EXERCISE INSTRUCTIONS: Transcribe the items verbatim, from the first line of the items through the line containing "chart-legend: MOBILE TELEVISION: [1595, 563, 2008, 757]", inclusive.
= = = = =
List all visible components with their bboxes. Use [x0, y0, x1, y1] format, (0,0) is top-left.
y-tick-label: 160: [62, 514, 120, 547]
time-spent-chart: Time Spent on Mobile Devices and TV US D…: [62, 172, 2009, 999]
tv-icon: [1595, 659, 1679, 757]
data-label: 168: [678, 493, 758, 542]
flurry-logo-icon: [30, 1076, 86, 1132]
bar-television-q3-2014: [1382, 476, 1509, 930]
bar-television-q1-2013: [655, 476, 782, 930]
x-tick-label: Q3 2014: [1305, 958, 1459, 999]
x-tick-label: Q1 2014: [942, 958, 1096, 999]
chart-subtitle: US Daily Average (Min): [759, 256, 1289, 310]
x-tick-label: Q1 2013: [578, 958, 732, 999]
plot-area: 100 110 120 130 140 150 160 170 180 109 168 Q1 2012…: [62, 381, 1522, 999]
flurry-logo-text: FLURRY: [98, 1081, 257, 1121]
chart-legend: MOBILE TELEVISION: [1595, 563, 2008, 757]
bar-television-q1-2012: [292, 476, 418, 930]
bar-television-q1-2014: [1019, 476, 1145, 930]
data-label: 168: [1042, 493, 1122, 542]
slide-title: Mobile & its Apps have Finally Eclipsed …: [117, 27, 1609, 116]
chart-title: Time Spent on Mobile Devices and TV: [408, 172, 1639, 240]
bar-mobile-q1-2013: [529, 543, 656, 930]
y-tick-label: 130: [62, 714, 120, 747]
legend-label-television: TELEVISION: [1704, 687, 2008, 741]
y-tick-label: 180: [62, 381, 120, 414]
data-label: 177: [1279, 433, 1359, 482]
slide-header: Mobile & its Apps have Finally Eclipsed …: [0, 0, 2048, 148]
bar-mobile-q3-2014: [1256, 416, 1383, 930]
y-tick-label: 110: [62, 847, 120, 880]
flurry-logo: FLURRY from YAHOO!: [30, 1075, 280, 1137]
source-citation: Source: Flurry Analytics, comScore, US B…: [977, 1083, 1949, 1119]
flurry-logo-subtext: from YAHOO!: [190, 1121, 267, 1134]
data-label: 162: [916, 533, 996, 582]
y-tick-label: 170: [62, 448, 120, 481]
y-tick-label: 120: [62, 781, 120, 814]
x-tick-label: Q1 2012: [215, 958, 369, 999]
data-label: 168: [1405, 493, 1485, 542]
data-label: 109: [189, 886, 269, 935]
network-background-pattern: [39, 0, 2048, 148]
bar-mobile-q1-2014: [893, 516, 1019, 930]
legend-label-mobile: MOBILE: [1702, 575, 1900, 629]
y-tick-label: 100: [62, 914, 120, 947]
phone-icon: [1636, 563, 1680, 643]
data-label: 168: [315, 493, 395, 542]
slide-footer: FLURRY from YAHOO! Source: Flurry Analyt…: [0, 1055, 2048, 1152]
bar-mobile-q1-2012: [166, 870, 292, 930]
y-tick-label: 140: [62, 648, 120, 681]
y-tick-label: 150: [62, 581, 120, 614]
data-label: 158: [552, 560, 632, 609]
= = = = =
THE SOLUTION:
List all visible components with their bboxes. Use [x0, y0, x1, y1] format, (0,0) is top-left.
y-tick-label: 160: [62, 514, 120, 547]
time-spent-chart: Time Spent on Mobile Devices and TV US D…: [62, 172, 2009, 999]
tv-icon: [1595, 659, 1679, 757]
data-label: 168: [678, 493, 758, 542]
flurry-logo-icon: [30, 1076, 86, 1132]
bar-television-q3-2014: [1382, 476, 1509, 930]
bar-television-q1-2013: [655, 476, 782, 930]
x-tick-label: Q3 2014: [1305, 958, 1459, 999]
x-tick-label: Q1 2014: [942, 958, 1096, 999]
chart-subtitle: US Daily Average (Min): [759, 256, 1289, 310]
x-tick-label: Q1 2013: [578, 958, 732, 999]
plot-area: 100 110 120 130 140 150 160 170 180 109 168 Q1 2012…: [62, 381, 1522, 999]
flurry-logo-text: FLURRY: [98, 1081, 257, 1121]
chart-legend: MOBILE TELEVISION: [1595, 563, 2008, 757]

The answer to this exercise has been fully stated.